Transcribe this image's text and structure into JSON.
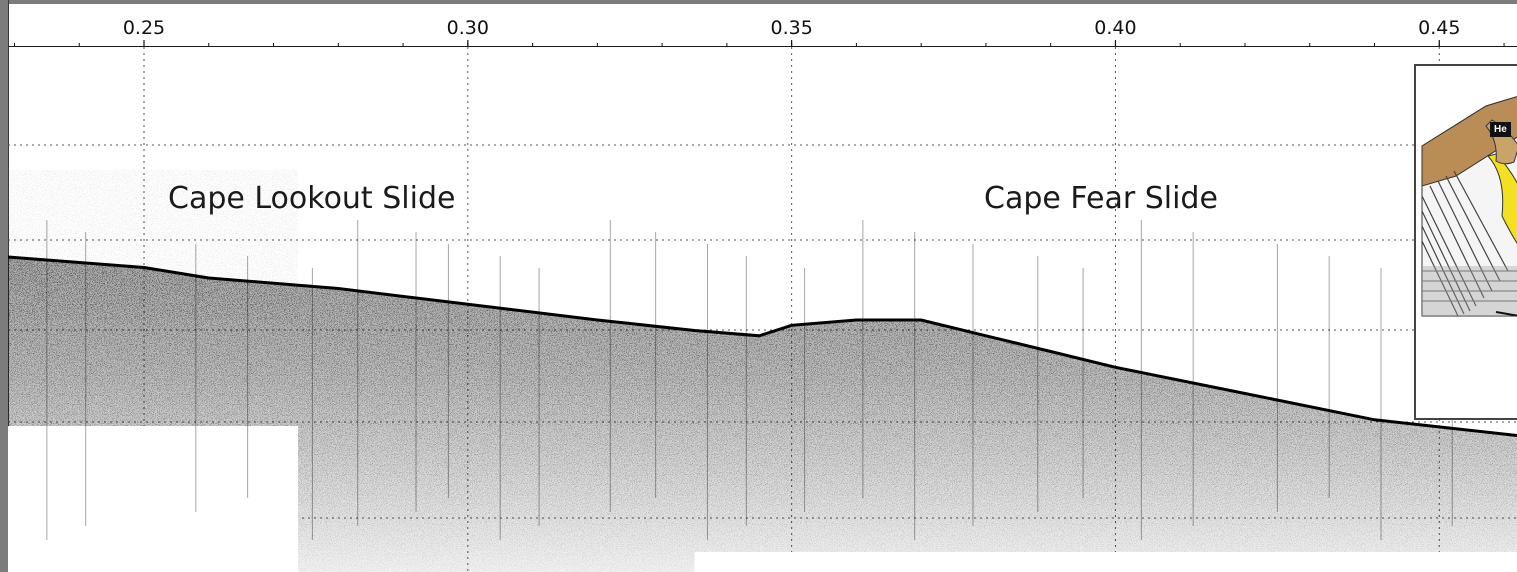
{
  "chart_data": {
    "type": "scatter",
    "title": "",
    "xlabel": "",
    "ylabel": "",
    "xlim": [
      0.229,
      0.462
    ],
    "x_ticks": [
      0.25,
      0.3,
      0.35,
      0.4,
      0.45
    ],
    "x_tick_labels": [
      "0.25",
      "0.30",
      "0.35",
      "0.40",
      "0.45"
    ],
    "x_minor_step": 0.01,
    "grid": true,
    "grid_style": "dotted",
    "annotations": [
      {
        "text": "Cape Lookout Slide",
        "x": 0.252
      },
      {
        "text": "Cape Fear Slide",
        "x": 0.374
      }
    ],
    "seafloor_profile": {
      "x": [
        0.229,
        0.25,
        0.26,
        0.28,
        0.3,
        0.32,
        0.335,
        0.345,
        0.35,
        0.36,
        0.37,
        0.38,
        0.39,
        0.4,
        0.42,
        0.44,
        0.462
      ],
      "depth": [
        0.4,
        0.42,
        0.44,
        0.46,
        0.49,
        0.52,
        0.54,
        0.55,
        0.53,
        0.52,
        0.52,
        0.55,
        0.58,
        0.61,
        0.66,
        0.71,
        0.74
      ]
    },
    "colors": {
      "data": "#000000",
      "frame": "#7c7c7c",
      "grid": "#555555"
    }
  },
  "inset": {
    "label": "He",
    "icon": "block-diagram-slide-illustration",
    "colors": {
      "terrain": "#b98d55",
      "slide": "#f3e021",
      "strata": "#888888"
    }
  }
}
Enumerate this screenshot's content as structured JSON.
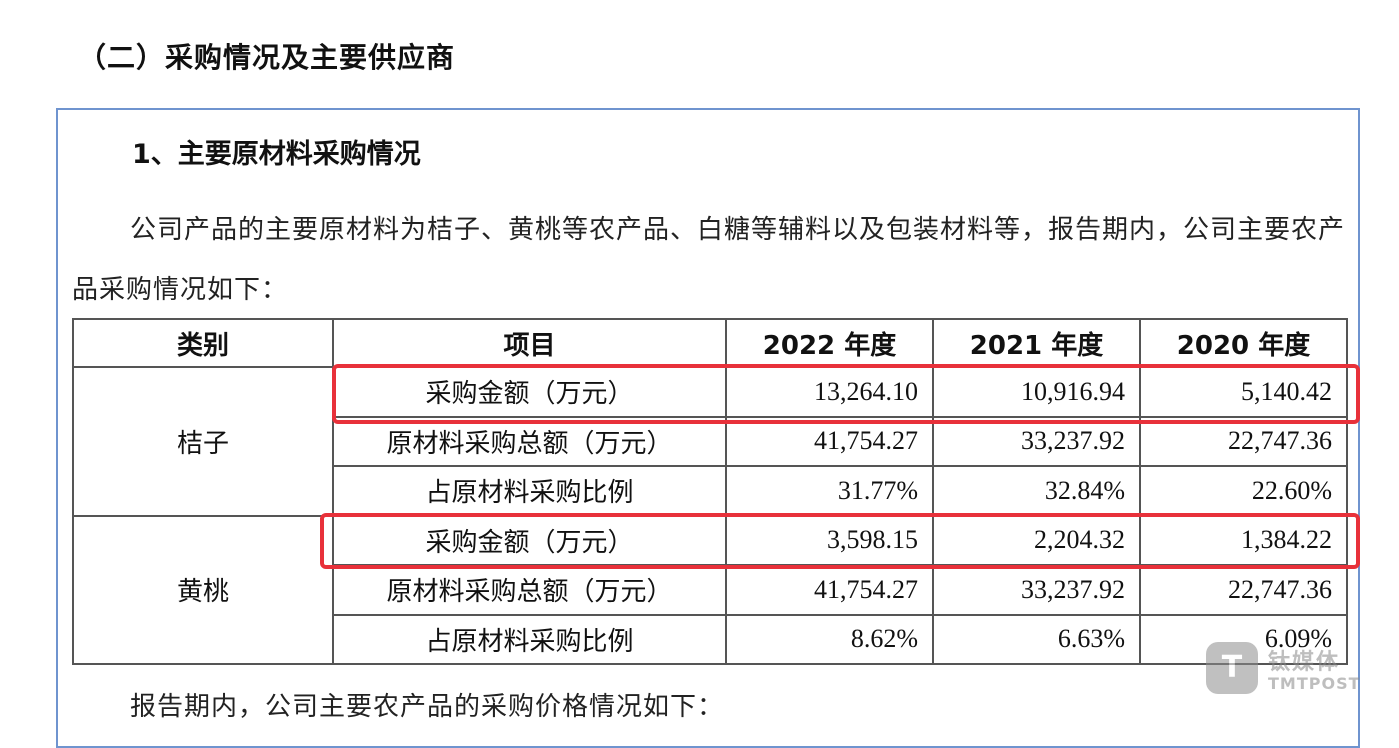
{
  "section_title": "（二）采购情况及主要供应商",
  "subsection_title": "1、主要原材料采购情况",
  "paragraph": "公司产品的主要原材料为桔子、黄桃等农产品、白糖等辅料以及包装材料等，报告期内，公司主要农产品采购情况如下：",
  "footer_paragraph": "报告期内，公司主要农产品的采购价格情况如下：",
  "table": {
    "headers": [
      "类别",
      "项目",
      "2022 年度",
      "2021 年度",
      "2020 年度"
    ],
    "groups": [
      {
        "category": "桔子",
        "rows": [
          {
            "item": "采购金额（万元）",
            "values": [
              "13,264.10",
              "10,916.94",
              "5,140.42"
            ],
            "highlighted": true
          },
          {
            "item": "原材料采购总额（万元）",
            "values": [
              "41,754.27",
              "33,237.92",
              "22,747.36"
            ]
          },
          {
            "item": "占原材料采购比例",
            "values": [
              "31.77%",
              "32.84%",
              "22.60%"
            ]
          }
        ]
      },
      {
        "category": "黄桃",
        "rows": [
          {
            "item": "采购金额（万元）",
            "values": [
              "3,598.15",
              "2,204.32",
              "1,384.22"
            ],
            "highlighted": true
          },
          {
            "item": "原材料采购总额（万元）",
            "values": [
              "41,754.27",
              "33,237.92",
              "22,747.36"
            ]
          },
          {
            "item": "占原材料采购比例",
            "values": [
              "8.62%",
              "6.63%",
              "6.09%"
            ]
          }
        ]
      }
    ]
  },
  "colors": {
    "frame_border": "#6f94cf",
    "highlight": "#e8313a"
  },
  "watermark": {
    "logo_glyph": "T",
    "cn": "钛媒体",
    "en": "TMTPOST"
  }
}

--------------------

Goal:
Without including any pictures, output all the entries above exactly.

Correct output:
Transcribe this image's text and structure into JSON.
{
  "chart_data": {
    "type": "scatter",
    "title": "",
    "xlabel": "",
    "ylabel": "",
    "xlim": [
      0.229,
      0.462
    ],
    "x_ticks": [
      0.25,
      0.3,
      0.35,
      0.4,
      0.45
    ],
    "x_tick_labels": [
      "0.25",
      "0.30",
      "0.35",
      "0.40",
      "0.45"
    ],
    "x_minor_step": 0.01,
    "grid": true,
    "grid_style": "dotted",
    "annotations": [
      {
        "text": "Cape Lookout Slide",
        "x": 0.252
      },
      {
        "text": "Cape Fear Slide",
        "x": 0.374
      }
    ],
    "seafloor_profile": {
      "x": [
        0.229,
        0.25,
        0.26,
        0.28,
        0.3,
        0.32,
        0.335,
        0.345,
        0.35,
        0.36,
        0.37,
        0.38,
        0.39,
        0.4,
        0.42,
        0.44,
        0.462
      ],
      "depth": [
        0.4,
        0.42,
        0.44,
        0.46,
        0.49,
        0.52,
        0.54,
        0.55,
        0.53,
        0.52,
        0.52,
        0.55,
        0.58,
        0.61,
        0.66,
        0.71,
        0.74
      ]
    },
    "colors": {
      "data": "#000000",
      "frame": "#7c7c7c",
      "grid": "#555555"
    }
  },
  "inset": {
    "label": "He",
    "icon": "block-diagram-slide-illustration",
    "colors": {
      "terrain": "#b98d55",
      "slide": "#f3e021",
      "strata": "#888888"
    }
  }
}
Enumerate this screenshot's content as structured JSON.
{
  "section_title": "（二）采购情况及主要供应商",
  "subsection_title": "1、主要原材料采购情况",
  "paragraph": "公司产品的主要原材料为桔子、黄桃等农产品、白糖等辅料以及包装材料等，报告期内，公司主要农产品采购情况如下：",
  "footer_paragraph": "报告期内，公司主要农产品的采购价格情况如下：",
  "table": {
    "headers": [
      "类别",
      "项目",
      "2022 年度",
      "2021 年度",
      "2020 年度"
    ],
    "groups": [
      {
        "category": "桔子",
        "rows": [
          {
            "item": "采购金额（万元）",
            "values": [
              "13,264.10",
              "10,916.94",
              "5,140.42"
            ],
            "highlighted": true
          },
          {
            "item": "原材料采购总额（万元）",
            "values": [
              "41,754.27",
              "33,237.92",
              "22,747.36"
            ]
          },
          {
            "item": "占原材料采购比例",
            "values": [
              "31.77%",
              "32.84%",
              "22.60%"
            ]
          }
        ]
      },
      {
        "category": "黄桃",
        "rows": [
          {
            "item": "采购金额（万元）",
            "values": [
              "3,598.15",
              "2,204.32",
              "1,384.22"
            ],
            "highlighted": true
          },
          {
            "item": "原材料采购总额（万元）",
            "values": [
              "41,754.27",
              "33,237.92",
              "22,747.36"
            ]
          },
          {
            "item": "占原材料采购比例",
            "values": [
              "8.62%",
              "6.63%",
              "6.09%"
            ]
          }
        ]
      }
    ]
  },
  "colors": {
    "frame_border": "#6f94cf",
    "highlight": "#e8313a"
  },
  "watermark": {
    "logo_glyph": "T",
    "cn": "钛媒体",
    "en": "TMTPOST"
  }
}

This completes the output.